══ Extracted text ══

Serum tumor markers predict cancer-related venous thromboembolism in gastric cancer

Yan Yang, Yang Yang, Jie Shen, Jie Xia, Lixia Yu, Hanqing Qian, Jia Wei, Juan Du, Baorui Liu


Background: To investigate the relationship between the preoperative level of serum tumor markers and cancer-related venous thromboembolism (CVT) in patients with gastric cancer.
Methods: A total of 1,005 patients with gastric cancer who underwent curative resection were finally enrolled in this study. Serum tumor markers including carcinoembryonic antigen (CEA), cancer antigen (CA)19-9, CA242, CA72-4, CA125 were tested within 1 week before curative surgery. Measurement data between groups were compared with t-test. The sensitivity (SEN), specificity (SPN), positive predictive values (PPV), and negative predictive values (NPV) of five biomarkers and the combination group were calculated, respectively. The odds ratios (ORs) were calculated via both univariate and multivariate logistic regression models.
Results: CVT was found in 540 (53.73%) patients. The increase of each cancer marker is remarkably related with CVT. The more abnormal serum tumor markers come out, the high the risk of positive CVT can be. The possibility of positive CVT would be 2.9 times as much as a normal patient as any of the tumor markers increases. With the increase of any 4 of the tumor markers can make the risk 16.4 times.
Conclusions: The status of postoperative CVT can be predicted from preoperative serum tumor markers. For those patients with a high risk of positive CVT, more aggressive treatment should be arranged.

═══
══ Data for analysis ══

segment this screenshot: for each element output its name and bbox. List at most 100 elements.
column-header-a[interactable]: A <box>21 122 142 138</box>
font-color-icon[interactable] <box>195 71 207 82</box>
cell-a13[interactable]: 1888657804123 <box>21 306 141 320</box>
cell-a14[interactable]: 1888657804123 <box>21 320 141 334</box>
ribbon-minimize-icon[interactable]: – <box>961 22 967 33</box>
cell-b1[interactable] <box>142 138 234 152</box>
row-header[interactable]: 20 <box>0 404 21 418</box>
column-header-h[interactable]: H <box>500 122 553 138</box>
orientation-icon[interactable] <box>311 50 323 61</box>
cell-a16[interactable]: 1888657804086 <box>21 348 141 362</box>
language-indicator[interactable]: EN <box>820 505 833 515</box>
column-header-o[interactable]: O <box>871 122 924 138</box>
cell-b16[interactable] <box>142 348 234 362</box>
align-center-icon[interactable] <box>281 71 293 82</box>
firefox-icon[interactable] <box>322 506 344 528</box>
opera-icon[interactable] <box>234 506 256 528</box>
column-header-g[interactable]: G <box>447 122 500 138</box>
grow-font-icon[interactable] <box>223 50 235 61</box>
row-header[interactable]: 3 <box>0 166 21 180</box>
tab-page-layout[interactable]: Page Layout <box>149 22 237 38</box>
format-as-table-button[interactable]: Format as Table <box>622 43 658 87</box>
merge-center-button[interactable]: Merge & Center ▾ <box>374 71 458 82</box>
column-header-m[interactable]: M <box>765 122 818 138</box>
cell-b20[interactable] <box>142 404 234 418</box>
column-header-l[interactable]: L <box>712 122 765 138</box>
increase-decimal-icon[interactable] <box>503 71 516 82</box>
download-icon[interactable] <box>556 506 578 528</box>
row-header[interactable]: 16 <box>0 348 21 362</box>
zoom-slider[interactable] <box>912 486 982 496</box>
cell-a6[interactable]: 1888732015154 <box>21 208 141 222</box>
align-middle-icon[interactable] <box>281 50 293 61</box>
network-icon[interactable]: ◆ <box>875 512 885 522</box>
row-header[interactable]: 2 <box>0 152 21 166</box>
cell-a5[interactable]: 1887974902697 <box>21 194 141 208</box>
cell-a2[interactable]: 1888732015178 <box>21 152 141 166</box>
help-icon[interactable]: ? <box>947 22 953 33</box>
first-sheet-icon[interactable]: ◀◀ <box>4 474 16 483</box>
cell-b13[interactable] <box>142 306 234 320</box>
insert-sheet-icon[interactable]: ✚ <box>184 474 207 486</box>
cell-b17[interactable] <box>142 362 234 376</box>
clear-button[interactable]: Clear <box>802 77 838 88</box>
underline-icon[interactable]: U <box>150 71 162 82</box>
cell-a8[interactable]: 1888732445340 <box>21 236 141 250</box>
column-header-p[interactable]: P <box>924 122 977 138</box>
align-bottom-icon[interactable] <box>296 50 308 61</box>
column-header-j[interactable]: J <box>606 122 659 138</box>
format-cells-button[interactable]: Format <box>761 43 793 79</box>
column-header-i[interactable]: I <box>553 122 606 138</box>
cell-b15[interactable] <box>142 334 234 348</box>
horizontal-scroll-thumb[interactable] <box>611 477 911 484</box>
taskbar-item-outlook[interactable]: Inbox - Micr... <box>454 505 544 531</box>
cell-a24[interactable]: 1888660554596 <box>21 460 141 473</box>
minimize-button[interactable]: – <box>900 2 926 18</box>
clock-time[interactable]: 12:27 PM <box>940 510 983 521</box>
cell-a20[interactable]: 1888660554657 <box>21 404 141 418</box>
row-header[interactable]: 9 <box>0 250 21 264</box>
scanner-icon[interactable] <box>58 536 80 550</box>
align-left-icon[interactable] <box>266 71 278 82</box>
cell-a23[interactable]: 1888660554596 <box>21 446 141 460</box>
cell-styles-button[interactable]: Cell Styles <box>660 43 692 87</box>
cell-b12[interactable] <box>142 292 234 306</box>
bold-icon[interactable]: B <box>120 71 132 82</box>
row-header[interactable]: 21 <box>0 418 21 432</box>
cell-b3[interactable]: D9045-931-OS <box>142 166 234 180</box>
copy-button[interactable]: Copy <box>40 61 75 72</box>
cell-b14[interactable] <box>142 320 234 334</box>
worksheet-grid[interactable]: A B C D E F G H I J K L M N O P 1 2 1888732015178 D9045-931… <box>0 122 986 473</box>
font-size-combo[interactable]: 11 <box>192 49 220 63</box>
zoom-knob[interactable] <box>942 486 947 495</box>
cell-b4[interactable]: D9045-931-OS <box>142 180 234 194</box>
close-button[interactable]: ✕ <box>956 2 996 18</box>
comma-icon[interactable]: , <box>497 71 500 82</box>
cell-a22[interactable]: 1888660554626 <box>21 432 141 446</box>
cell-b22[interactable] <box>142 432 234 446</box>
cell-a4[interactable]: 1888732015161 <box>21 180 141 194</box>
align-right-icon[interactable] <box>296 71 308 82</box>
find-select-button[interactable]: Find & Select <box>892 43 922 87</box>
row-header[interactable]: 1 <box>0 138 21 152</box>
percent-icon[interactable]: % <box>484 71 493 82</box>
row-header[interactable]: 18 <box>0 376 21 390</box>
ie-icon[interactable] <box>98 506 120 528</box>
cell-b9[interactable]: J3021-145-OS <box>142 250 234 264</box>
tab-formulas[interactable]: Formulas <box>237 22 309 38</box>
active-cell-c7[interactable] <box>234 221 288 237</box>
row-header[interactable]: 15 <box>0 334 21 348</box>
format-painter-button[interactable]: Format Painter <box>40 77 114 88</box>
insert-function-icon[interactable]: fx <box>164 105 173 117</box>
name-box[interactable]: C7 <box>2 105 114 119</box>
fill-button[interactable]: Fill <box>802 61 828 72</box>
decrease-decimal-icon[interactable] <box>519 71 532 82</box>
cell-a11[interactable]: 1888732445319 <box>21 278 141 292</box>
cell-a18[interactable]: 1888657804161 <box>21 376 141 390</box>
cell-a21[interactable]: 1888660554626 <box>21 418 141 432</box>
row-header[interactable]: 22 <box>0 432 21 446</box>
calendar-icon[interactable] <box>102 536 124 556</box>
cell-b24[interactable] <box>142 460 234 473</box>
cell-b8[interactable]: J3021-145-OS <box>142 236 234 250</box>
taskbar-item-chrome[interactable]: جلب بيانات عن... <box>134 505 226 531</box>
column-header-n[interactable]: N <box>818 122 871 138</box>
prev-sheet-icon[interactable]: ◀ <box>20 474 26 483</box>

═══

Questions on the material -
- a) Using the results reported in the gastric cancer abstract, explain in one to three sentences why it concludes that postoperative CVT status can be predicted from preoperative serum tumor markers.
- b) In the gastric cancer abstract, set down everything from "Serum tumor markers predict" down to "with gastric cancer.", word for word.
- c) Answer these questions from the gastric cancer abstract:
(i) How many patients with gastric cancer were finally enrolled?
(ii) Within what period before curative surgery were the serum tumor markers tested?
(iii) In how many patients was CVT found?
The records are not used in any of these tasks.

Answers -
- a) The abstract reports that an increase in each tumor marker was remarkably related to CVT, and that the risk of positive CVT rose as more markers were abnormal. An increase in any one marker made positive CVT 2.9 times as likely as in a normal patient, and an increase in any four raised the risk 16.4 times.

- b)
Serum tumor markers predict cancer-related venous thromboembolism in gastric cancer

Yan Yang, Yang Yang, Jie Shen, Jie Xia, Lixia Yu, Hanqing Qian, Jia Wei, Juan Du, Baorui Liu


Background: To investigate the relationship between the preoperative level of serum tumor markers and cancer-related venous thromboembolism (CVT) in patients with gastric cancer.

- c)
(i) 1,005 patients.
(ii) Within 1 week before curative surgery.
(iii) 540 patients (53.73%).